▶ Problem to solve: Without altering anything, repeat each of the records.

▶ Items:
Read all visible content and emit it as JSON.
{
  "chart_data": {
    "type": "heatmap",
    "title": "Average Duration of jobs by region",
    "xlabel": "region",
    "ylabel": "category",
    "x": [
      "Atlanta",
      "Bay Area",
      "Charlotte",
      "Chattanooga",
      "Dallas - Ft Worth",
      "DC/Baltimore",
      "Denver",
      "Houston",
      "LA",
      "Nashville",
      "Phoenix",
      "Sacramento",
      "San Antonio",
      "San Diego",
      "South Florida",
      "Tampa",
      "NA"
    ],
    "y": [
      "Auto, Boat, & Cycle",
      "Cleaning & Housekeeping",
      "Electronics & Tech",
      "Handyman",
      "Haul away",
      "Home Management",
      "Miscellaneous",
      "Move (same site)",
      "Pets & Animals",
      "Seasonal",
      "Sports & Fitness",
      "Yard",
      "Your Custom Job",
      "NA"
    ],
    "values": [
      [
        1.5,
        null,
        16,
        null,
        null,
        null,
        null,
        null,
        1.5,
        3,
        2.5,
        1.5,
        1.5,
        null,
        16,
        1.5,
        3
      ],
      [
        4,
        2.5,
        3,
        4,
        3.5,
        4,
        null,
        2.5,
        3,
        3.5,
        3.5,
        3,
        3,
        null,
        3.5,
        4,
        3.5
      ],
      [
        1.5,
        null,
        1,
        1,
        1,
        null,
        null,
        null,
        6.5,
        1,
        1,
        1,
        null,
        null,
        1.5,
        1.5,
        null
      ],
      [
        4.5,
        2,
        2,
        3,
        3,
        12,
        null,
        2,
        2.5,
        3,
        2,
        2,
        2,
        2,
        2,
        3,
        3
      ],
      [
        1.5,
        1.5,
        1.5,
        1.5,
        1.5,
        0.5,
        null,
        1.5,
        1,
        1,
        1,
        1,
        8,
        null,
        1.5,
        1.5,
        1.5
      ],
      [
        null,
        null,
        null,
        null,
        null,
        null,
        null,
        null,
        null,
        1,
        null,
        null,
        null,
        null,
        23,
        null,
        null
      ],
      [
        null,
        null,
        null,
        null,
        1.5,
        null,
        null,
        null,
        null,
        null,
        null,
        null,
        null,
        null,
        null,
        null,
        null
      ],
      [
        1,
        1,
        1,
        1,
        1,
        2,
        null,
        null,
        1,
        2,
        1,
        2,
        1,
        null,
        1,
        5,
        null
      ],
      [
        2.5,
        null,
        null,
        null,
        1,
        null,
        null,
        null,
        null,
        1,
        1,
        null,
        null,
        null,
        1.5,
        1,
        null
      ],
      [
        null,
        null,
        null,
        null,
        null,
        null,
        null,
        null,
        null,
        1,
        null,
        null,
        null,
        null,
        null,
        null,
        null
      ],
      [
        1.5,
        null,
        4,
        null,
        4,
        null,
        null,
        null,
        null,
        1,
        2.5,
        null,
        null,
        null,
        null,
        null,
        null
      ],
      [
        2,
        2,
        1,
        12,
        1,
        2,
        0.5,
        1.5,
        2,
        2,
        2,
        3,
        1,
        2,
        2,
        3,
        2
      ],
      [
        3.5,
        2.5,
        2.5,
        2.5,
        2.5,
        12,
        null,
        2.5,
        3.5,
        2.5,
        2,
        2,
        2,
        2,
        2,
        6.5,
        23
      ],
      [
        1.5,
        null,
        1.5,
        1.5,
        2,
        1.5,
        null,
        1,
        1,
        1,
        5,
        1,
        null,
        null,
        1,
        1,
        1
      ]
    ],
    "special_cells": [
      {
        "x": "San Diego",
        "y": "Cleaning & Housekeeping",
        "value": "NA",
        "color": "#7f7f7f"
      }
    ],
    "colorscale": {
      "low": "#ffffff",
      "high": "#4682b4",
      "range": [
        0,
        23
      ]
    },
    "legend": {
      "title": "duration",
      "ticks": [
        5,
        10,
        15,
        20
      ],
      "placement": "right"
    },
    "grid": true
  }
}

▶ Worked answer:
Read all visible content and emit it as JSON.
{
  "chart_data": {
    "type": "heatmap",
    "title": "Average Duration of jobs by region",
    "xlabel": "region",
    "ylabel": "category",
    "x": [
      "Atlanta",
      "Bay Area",
      "Charlotte",
      "Chattanooga",
      "Dallas - Ft Worth",
      "DC/Baltimore",
      "Denver",
      "Houston",
      "LA",
      "Nashville",
      "Phoenix",
      "Sacramento",
      "San Antonio",
      "San Diego",
      "South Florida",
      "Tampa",
      "NA"
    ],
    "y": [
      "Auto, Boat, & Cycle",
      "Cleaning & Housekeeping",
      "Electronics & Tech",
      "Handyman",
      "Haul away",
      "Home Management",
      "Miscellaneous",
      "Move (same site)",
      "Pets & Animals",
      "Seasonal",
      "Sports & Fitness",
      "Yard",
      "Your Custom Job",
      "NA"
    ],
    "values": [
      [
        1.5,
        null,
        16,
        null,
        null,
        null,
        null,
        null,
        1.5,
        3,
        2.5,
        1.5,
        1.5,
        null,
        16,
        1.5,
        3
      ],
      [
        4,
        2.5,
        3,
        4,
        3.5,
        4,
        null,
        2.5,
        3,
        3.5,
        3.5,
        3,
        3,
        null,
        3.5,
        4,
        3.5
      ],
      [
        1.5,
        null,
        1,
        1,
        1,
        null,
        null,
        null,
        6.5,
        1,
        1,
        1,
        null,
        null,
        1.5,
        1.5,
        null
      ],
      [
        4.5,
        2,
        2,
        3,
        3,
        12,
        null,
        2,
        2.5,
        3,
        2,
        2,
        2,
        2,
        2,
        3,
        3
      ],
      [
        1.5,
        1.5,
        1.5,
        1.5,
        1.5,
        0.5,
        null,
        1.5,
        1,
        1,
        1,
        1,
        8,
        null,
        1.5,
        1.5,
        1.5
      ],
      [
        null,
        null,
        null,
        null,
        null,
        null,
        null,
        null,
        null,
        1,
        null,
        null,
        null,
        null,
        23,
        null,
        null
      ],
      [
        null,
        null,
        null,
        null,
        1.5,
        null,
        null,
        null,
        null,
        null,
        null,
        null,
        null,
        null,
        null,
        null,
        null
      ],
      [
        1,
        1,
        1,
        1,
        1,
        2,
        null,
        null,
        1,
        2,
        1,
        2,
        1,
        null,
        1,
        5,
        null
      ],
      [
        2.5,
        null,
        null,
        null,
        1,
        null,
        null,
        null,
        null,
        1,
        1,
        null,
        null,
        null,
        1.5,
        1,
        null
      ],
      [
        null,
        null,
        null,
        null,
        null,
        null,
        null,
        null,
        null,
        1,
        null,
        null,
        null,
        null,
        null,
        null,
        null
      ],
      [
        1.5,
        null,
        4,
        null,
        4,
        null,
        null,
        null,
        null,
        1,
        2.5,
        null,
        null,
        null,
        null,
        null,
        null
      ],
      [
        2,
        2,
        1,
        12,
        1,
        2,
        0.5,
        1.5,
        2,
        2,
        2,
        3,
        1,
        2,
        2,
        3,
        2
      ],
      [
        3.5,
        2.5,
        2.5,
        2.5,
        2.5,
        12,
        null,
        2.5,
        3.5,
        2.5,
        2,
        2,
        2,
        2,
        2,
        6.5,
        23
      ],
      [
        1.5,
        null,
        1.5,
        1.5,
        2,
        1.5,
        null,
        1,
        1,
        1,
        5,
        1,
        null,
        null,
        1,
        1,
        1
      ]
    ],
    "special_cells": [
      {
        "x": "San Diego",
        "y": "Cleaning & Housekeeping",
        "value": "NA",
        "color": "#7f7f7f"
      }
    ],
    "colorscale": {
      "low": "#ffffff",
      "high": "#4682b4",
      "range": [
        0,
        23
      ]
    },
    "legend": {
      "title": "duration",
      "ticks": [
        5,
        10,
        15,
        20
      ],
      "placement": "right"
    },
    "grid": true
  }
}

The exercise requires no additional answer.